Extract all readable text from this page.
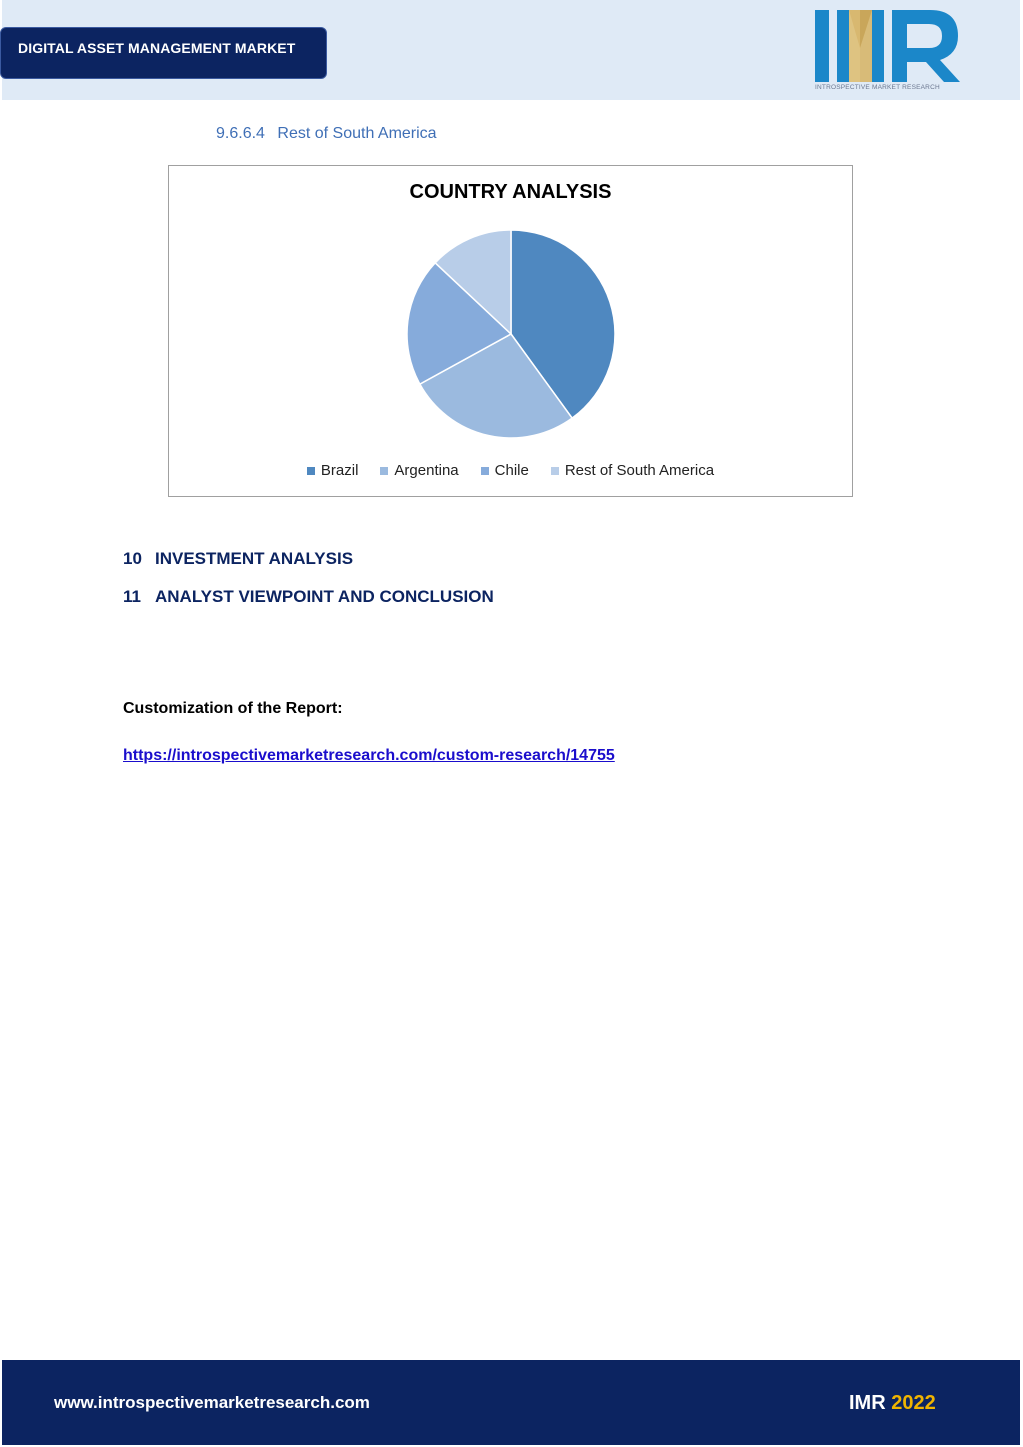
DIGITAL ASSET MANAGEMENT MARKET
INTROSPECTIVE MARKET RESEARCH
9.6.6.4 Rest of South America
COUNTRY ANALYSIS
Brazil Argentina Chile Rest of South America
10 INVESTMENT ANALYSIS
11 ANALYST VIEWPOINT AND CONCLUSION
Customization of the Report:
https://introspectivemarketresearch.com/custom-research/14755
www.introspectivemarketresearch.com	IMR 2022
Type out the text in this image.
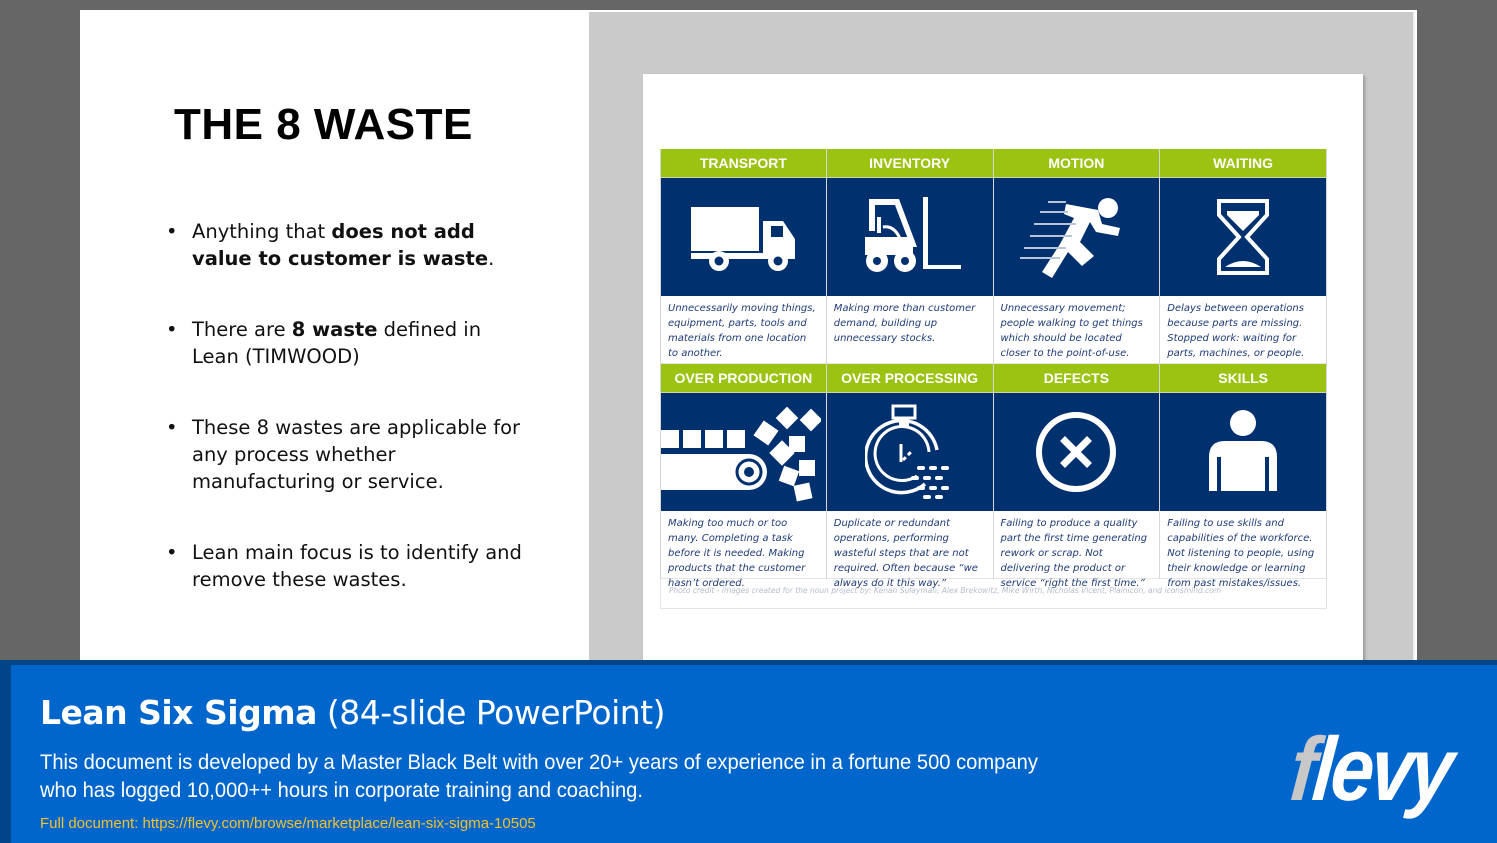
THE 8 WASTE
• Anything that does not add value to customer is waste.
• There are 8 waste defined in Lean (TIMWOOD)
• These 8 wastes are applicable for any process whether manufacturing or service.
• Lean main focus is to identify and remove these wastes.
TRANSPORT
Unnecessarily moving things, equipment, parts, tools and materials from one location to another.
INVENTORY
Making more than customer demand, building up unnecessary stocks.
MOTION
Unnecessary movement; people walking to get things which should be located closer to the point-of-use.
WAITING
Delays between operations because parts are missing. Stopped work: waiting for parts, machines, or people.
OVER PRODUCTION
Making too much or too many. Completing a task before it is needed. Making products that the customer hasn’t ordered.
OVER PROCESSING
Duplicate or redundant operations, performing wasteful steps that are not required. Often because “we always do it this way.”
DEFECTS
Failing to produce a quality part the first time generating rework or scrap. Not delivering the product or service “right the first time.”
SKILLS
Failing to use skills and capabilities of the workforce. Not listening to people, using their knowledge or learning from past mistakes/issues.
Photo credit - images created for the noun project by: Kenan Sulayman, Alex Brekowitz, Mike Wirth, Nicholas Vicent, Plainicon, and iconsmind.com
Lean Six Sigma (84-slide PowerPoint)
This document is developed by a Master Black Belt with over 20+ years of experience in a fortune 500 company who has logged 10,000++ hours in corporate training and coaching.
Full document: https://flevy.com/browse/marketplace/lean-six-sigma-10505
flevy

■ Task requirements
Exclude the pictures. Write out the remaining data exactly.

■ Answer to the problem
Extract all readable text from this page.
DIGITAL ASSET MANAGEMENT MARKET
INTROSPECTIVE MARKET RESEARCH
9.6.6.4 Rest of South America
COUNTRY ANALYSIS
Brazil Argentina Chile Rest of South America
10 INVESTMENT ANALYSIS
11 ANALYST VIEWPOINT AND CONCLUSION
Customization of the Report:
https://introspectivemarketresearch.com/custom-research/14755
www.introspectivemarketresearch.com	IMR 2022
Type out the text in this image.
THE 8 WASTE
• Anything that does not add value to customer is waste.
• There are 8 waste defined in Lean (TIMWOOD)
• These 8 wastes are applicable for any process whether manufacturing or service.
• Lean main focus is to identify and remove these wastes.
TRANSPORT
Unnecessarily moving things, equipment, parts, tools and materials from one location to another.
INVENTORY
Making more than customer demand, building up unnecessary stocks.
MOTION
Unnecessary movement; people walking to get things which should be located closer to the point-of-use.
WAITING
Delays between operations because parts are missing. Stopped work: waiting for parts, machines, or people.
OVER PRODUCTION
Making too much or too many. Completing a task before it is needed. Making products that the customer hasn’t ordered.
OVER PROCESSING
Duplicate or redundant operations, performing wasteful steps that are not required. Often because “we always do it this way.”
DEFECTS
Failing to produce a quality part the first time generating rework or scrap. Not delivering the product or service “right the first time.”
SKILLS
Failing to use skills and capabilities of the workforce. Not listening to people, using their knowledge or learning from past mistakes/issues.
Photo credit - images created for the noun project by: Kenan Sulayman, Alex Brekowitz, Mike Wirth, Nicholas Vicent, Plainicon, and iconsmind.com
Lean Six Sigma (84-slide PowerPoint)
This document is developed by a Master Black Belt with over 20+ years of experience in a fortune 500 company who has logged 10,000++ hours in corporate training and coaching.
Full document: https://flevy.com/browse/marketplace/lean-six-sigma-10505
flevy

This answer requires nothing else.